In the entries below, find the lines that contain the word "this" and copy them.

DATA LINES »
## START

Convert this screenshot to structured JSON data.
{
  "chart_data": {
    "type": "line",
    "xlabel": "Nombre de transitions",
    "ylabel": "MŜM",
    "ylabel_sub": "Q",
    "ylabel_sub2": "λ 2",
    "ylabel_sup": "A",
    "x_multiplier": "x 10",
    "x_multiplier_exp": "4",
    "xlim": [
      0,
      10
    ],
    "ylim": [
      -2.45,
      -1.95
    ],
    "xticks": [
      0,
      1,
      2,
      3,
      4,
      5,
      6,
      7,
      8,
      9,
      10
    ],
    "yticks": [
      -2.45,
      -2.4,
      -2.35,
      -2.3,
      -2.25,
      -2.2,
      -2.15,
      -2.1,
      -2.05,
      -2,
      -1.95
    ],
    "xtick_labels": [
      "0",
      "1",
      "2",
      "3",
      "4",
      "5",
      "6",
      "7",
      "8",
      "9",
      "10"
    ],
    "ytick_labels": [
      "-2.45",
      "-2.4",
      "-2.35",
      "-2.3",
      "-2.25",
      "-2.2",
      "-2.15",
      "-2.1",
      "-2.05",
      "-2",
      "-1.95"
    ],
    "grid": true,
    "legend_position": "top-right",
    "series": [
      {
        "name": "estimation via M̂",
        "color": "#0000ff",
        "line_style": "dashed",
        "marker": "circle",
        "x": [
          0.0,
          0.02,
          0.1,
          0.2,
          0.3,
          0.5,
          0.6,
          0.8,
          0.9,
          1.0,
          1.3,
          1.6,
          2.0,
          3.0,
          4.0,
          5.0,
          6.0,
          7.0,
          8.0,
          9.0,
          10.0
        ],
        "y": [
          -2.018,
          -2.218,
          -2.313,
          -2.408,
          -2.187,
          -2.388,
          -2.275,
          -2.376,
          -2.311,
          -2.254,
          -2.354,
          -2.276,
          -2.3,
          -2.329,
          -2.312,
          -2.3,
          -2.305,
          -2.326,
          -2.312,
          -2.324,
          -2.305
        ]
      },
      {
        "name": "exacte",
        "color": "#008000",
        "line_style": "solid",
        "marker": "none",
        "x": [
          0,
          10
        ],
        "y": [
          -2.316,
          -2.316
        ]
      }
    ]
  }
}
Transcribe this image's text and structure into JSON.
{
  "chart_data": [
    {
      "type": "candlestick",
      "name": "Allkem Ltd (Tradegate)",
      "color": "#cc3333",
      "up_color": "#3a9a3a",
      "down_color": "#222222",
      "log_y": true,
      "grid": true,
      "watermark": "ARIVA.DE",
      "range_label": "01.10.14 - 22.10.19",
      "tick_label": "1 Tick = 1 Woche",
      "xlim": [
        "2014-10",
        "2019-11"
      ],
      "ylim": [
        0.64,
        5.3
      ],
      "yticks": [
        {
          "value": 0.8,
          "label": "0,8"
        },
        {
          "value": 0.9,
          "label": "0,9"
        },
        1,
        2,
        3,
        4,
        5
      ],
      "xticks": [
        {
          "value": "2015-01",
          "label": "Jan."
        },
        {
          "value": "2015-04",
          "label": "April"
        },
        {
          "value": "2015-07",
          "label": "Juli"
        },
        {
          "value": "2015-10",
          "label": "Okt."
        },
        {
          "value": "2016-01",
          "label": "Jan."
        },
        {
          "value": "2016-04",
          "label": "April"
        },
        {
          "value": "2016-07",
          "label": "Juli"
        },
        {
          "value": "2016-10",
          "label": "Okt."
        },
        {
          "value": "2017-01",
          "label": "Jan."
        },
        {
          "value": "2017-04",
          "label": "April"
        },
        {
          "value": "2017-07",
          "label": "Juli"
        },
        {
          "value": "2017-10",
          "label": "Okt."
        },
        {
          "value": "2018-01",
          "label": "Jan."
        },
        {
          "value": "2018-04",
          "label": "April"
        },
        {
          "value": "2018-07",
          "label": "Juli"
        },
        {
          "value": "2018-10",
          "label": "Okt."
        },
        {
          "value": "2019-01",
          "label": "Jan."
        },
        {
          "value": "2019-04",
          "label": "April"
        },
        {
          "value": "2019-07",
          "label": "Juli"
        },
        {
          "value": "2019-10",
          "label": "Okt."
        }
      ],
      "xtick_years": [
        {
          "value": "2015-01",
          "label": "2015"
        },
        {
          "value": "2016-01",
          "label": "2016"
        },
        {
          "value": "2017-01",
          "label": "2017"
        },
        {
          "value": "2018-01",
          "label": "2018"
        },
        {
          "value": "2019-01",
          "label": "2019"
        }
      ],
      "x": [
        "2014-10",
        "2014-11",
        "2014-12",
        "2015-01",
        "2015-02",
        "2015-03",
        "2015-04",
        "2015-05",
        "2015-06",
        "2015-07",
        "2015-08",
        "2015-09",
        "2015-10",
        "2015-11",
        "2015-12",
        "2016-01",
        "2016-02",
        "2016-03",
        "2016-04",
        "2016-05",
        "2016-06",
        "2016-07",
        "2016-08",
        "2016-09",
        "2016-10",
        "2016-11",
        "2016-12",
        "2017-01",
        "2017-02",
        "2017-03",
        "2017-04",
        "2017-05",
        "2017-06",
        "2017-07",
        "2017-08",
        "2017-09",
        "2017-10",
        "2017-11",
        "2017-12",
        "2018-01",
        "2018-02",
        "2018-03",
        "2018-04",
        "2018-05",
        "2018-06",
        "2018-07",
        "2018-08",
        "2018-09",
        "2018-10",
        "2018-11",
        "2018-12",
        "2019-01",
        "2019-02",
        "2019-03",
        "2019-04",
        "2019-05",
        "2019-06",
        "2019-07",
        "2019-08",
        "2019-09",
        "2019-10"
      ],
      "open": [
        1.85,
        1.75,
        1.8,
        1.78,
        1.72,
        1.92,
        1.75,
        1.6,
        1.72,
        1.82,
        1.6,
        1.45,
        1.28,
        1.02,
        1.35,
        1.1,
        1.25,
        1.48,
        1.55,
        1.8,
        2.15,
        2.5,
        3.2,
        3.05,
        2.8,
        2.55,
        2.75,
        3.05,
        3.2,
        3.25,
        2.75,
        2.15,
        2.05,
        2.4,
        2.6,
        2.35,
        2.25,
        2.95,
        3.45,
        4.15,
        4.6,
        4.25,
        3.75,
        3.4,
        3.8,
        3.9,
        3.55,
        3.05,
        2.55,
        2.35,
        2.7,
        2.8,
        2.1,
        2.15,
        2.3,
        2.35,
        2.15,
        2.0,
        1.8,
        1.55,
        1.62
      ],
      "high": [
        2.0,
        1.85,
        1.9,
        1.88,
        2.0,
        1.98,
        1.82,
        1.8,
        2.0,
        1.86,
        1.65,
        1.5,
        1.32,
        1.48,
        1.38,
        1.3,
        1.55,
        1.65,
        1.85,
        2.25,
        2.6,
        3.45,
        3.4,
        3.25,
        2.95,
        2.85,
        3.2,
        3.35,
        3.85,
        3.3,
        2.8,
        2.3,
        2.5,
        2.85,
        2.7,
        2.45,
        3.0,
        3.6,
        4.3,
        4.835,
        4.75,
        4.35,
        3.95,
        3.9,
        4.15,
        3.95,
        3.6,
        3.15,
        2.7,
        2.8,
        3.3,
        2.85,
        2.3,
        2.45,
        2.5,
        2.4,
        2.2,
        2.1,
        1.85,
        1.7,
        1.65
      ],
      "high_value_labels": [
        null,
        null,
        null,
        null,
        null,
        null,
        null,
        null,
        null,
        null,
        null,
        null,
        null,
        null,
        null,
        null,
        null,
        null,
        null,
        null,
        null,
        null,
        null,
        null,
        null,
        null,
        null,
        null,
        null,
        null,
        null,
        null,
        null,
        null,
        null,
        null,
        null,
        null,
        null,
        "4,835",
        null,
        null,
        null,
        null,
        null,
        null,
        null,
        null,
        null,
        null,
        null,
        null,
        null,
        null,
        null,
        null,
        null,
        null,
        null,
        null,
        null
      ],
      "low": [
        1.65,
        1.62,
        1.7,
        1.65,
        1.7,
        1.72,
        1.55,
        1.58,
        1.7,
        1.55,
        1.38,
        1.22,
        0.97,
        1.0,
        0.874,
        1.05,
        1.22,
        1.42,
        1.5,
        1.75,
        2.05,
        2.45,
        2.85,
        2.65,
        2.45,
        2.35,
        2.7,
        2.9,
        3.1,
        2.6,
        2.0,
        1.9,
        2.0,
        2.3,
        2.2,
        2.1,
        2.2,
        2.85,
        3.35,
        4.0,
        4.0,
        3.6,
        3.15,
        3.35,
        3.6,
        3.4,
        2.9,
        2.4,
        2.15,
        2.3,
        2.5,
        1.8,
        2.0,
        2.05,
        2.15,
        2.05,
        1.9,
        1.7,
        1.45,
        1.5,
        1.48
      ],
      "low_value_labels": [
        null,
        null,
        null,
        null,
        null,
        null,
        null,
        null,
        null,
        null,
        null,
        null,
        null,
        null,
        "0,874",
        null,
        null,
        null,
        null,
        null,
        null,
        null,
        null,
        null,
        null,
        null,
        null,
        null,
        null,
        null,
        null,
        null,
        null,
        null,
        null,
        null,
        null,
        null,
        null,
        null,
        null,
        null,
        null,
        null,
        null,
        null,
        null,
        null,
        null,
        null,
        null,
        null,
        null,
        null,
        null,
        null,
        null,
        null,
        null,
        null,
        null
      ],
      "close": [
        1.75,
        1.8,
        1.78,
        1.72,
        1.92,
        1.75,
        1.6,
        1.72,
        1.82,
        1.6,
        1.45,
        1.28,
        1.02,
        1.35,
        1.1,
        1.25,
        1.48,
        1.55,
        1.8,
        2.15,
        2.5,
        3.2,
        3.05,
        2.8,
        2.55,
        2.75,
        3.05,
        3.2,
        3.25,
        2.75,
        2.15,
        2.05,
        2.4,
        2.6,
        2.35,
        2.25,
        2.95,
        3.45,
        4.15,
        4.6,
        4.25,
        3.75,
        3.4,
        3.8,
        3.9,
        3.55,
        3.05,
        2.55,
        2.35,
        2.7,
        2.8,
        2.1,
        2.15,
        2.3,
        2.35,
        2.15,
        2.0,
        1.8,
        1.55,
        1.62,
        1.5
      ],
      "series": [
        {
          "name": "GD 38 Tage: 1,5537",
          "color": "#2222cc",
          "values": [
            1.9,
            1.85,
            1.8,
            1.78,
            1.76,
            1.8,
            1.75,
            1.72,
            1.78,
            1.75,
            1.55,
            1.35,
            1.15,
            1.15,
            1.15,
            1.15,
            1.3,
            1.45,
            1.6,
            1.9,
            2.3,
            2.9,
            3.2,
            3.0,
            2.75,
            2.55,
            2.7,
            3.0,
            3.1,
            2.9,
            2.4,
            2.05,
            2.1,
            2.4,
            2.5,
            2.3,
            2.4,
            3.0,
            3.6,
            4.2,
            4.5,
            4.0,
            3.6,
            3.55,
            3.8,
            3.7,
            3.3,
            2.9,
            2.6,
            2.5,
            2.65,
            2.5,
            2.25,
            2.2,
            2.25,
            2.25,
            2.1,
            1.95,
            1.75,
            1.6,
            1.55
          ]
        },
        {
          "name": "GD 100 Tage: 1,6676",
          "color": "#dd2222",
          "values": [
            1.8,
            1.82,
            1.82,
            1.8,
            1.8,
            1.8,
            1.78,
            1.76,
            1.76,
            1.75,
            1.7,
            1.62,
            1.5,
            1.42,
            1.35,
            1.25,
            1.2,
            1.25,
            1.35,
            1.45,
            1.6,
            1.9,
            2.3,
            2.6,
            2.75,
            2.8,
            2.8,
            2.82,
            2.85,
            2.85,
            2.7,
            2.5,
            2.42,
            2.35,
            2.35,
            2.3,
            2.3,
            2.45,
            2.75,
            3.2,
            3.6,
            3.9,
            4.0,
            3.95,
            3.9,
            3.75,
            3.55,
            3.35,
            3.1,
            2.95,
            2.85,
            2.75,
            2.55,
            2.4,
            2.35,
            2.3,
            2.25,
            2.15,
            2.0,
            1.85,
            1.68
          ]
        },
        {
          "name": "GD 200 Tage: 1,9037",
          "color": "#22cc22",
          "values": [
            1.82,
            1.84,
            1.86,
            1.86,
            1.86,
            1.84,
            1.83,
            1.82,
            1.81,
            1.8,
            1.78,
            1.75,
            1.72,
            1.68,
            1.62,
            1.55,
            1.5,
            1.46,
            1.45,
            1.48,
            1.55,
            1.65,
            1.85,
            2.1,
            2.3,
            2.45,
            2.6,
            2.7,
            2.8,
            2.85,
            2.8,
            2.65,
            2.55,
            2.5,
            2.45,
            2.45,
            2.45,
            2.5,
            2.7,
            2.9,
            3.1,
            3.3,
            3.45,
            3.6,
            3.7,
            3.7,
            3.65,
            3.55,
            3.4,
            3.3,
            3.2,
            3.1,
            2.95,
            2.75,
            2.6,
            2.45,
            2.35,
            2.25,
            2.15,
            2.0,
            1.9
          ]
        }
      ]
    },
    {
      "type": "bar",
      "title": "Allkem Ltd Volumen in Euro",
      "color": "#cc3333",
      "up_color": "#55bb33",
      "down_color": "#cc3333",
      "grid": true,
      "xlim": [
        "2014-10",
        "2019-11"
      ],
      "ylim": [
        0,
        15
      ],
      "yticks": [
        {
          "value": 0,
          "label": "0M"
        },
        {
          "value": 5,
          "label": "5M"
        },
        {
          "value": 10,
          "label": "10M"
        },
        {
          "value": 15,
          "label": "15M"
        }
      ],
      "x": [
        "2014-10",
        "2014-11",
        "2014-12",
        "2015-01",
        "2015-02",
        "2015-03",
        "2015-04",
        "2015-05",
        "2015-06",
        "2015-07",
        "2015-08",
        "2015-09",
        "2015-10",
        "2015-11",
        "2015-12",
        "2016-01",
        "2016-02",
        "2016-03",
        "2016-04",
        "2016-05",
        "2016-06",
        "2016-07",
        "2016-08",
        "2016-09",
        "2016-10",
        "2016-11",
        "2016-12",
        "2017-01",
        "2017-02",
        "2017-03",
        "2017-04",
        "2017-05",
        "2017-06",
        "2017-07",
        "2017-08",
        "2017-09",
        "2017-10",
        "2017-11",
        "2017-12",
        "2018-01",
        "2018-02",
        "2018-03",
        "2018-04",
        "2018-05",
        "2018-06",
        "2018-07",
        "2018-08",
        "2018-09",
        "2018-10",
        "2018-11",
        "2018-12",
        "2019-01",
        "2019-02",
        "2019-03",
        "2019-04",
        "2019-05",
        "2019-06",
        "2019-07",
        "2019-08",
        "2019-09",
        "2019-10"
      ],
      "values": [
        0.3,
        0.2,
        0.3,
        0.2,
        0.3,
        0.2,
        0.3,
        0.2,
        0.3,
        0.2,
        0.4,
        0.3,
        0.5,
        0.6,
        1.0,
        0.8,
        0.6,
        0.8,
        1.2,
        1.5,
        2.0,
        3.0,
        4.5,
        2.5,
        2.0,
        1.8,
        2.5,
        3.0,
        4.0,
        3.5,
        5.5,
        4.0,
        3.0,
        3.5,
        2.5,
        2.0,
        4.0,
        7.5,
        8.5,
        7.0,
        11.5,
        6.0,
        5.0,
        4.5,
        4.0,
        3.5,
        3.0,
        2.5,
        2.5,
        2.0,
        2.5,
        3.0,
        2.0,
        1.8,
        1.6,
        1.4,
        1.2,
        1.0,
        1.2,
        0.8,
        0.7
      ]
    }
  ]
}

## END

RESPONSE »
Convert this screenshot to structured JSON data.
Transcribe this image's text and structure into JSON.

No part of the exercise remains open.